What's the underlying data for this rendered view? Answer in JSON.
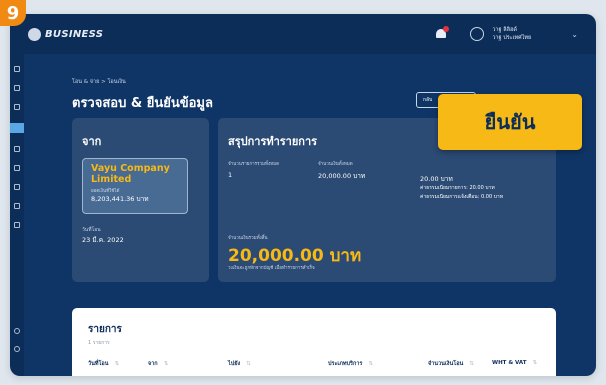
{
  "step_badge": "9",
  "header": {
    "brand_small": "",
    "brand": "BUSINESS",
    "user_name": "วาฐ ลิลิฮด์",
    "user_company": "วาฐ ประเทศไทย"
  },
  "breadcrumb": "โอน & จ่าย > โอนเงิน",
  "page_title": "ตรวจสอบ & ยืนยันข้อมูล",
  "back_button": "กลับ",
  "from_card": {
    "title": "จาก",
    "account_name": "Vayu Company Limited",
    "balance_label": "ยอดเงินที่ใช้ได้",
    "balance": "8,203,441.36 บาท",
    "date_label": "วันที่โอน",
    "date": "23 มี.ค. 2022"
  },
  "summary_card": {
    "title": "สรุปการทำรายการ",
    "count_label": "จำนวนรายการรวมทั้งหมด",
    "count": "1",
    "amount_label": "จำนวนเงินทั้งหมด",
    "amount": "20,000.00 บาท",
    "fee_value": "20.00 บาท",
    "fee_line": "ค่าธรรมเนียมรายการ: 20.00 บาท",
    "vat_line": "ค่าธรรมเนียมการแจ้งเตือน: 0.00 บาท",
    "total_label": "จำนวนเงินรวมทั้งสิ้น",
    "total": "20,000.00 บาท",
    "total_note": "วงเงินจะถูกหักจากบัญชี เมื่อทำรายการสำเร็จ"
  },
  "confirm_button": "ยืนยัน",
  "list": {
    "title": "รายการ",
    "count": "1 รายการ",
    "columns": [
      "วันที่โอน",
      "จาก",
      "ไปยัง",
      "ประเภทบริการ",
      "จำนวนเงินโอน",
      "WHT & VAT"
    ]
  },
  "colors": {
    "navy": "#0b2d58",
    "card": "#2b4a74",
    "accent_yellow": "#f7b916",
    "step_orange": "#f08a12"
  }
}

-------------------------

Exercise objective
Omit every picture, then repeat the remaining data exactly as it appears above.

Result of this exercise
What's the underlying data for this rendered view? Answer in JSON.
{
  "step_badge": "9",
  "header": {
    "brand_small": "",
    "brand": "BUSINESS",
    "user_name": "วาฐ ลิลิฮด์",
    "user_company": "วาฐ ประเทศไทย"
  },
  "breadcrumb": "โอน & จ่าย > โอนเงิน",
  "page_title": "ตรวจสอบ & ยืนยันข้อมูล",
  "back_button": "กลับ",
  "from_card": {
    "title": "จาก",
    "account_name": "Vayu Company Limited",
    "balance_label": "ยอดเงินที่ใช้ได้",
    "balance": "8,203,441.36 บาท",
    "date_label": "วันที่โอน",
    "date": "23 มี.ค. 2022"
  },
  "summary_card": {
    "title": "สรุปการทำรายการ",
    "count_label": "จำนวนรายการรวมทั้งหมด",
    "count": "1",
    "amount_label": "จำนวนเงินทั้งหมด",
    "amount": "20,000.00 บาท",
    "fee_value": "20.00 บาท",
    "fee_line": "ค่าธรรมเนียมรายการ: 20.00 บาท",
    "vat_line": "ค่าธรรมเนียมการแจ้งเตือน: 0.00 บาท",
    "total_label": "จำนวนเงินรวมทั้งสิ้น",
    "total": "20,000.00 บาท",
    "total_note": "วงเงินจะถูกหักจากบัญชี เมื่อทำรายการสำเร็จ"
  },
  "confirm_button": "ยืนยัน",
  "list": {
    "title": "รายการ",
    "count": "1 รายการ",
    "columns": [
      "วันที่โอน",
      "จาก",
      "ไปยัง",
      "ประเภทบริการ",
      "จำนวนเงินโอน",
      "WHT & VAT"
    ]
  },
  "colors": {
    "navy": "#0b2d58",
    "card": "#2b4a74",
    "accent_yellow": "#f7b916",
    "step_orange": "#f08a12"
  }
}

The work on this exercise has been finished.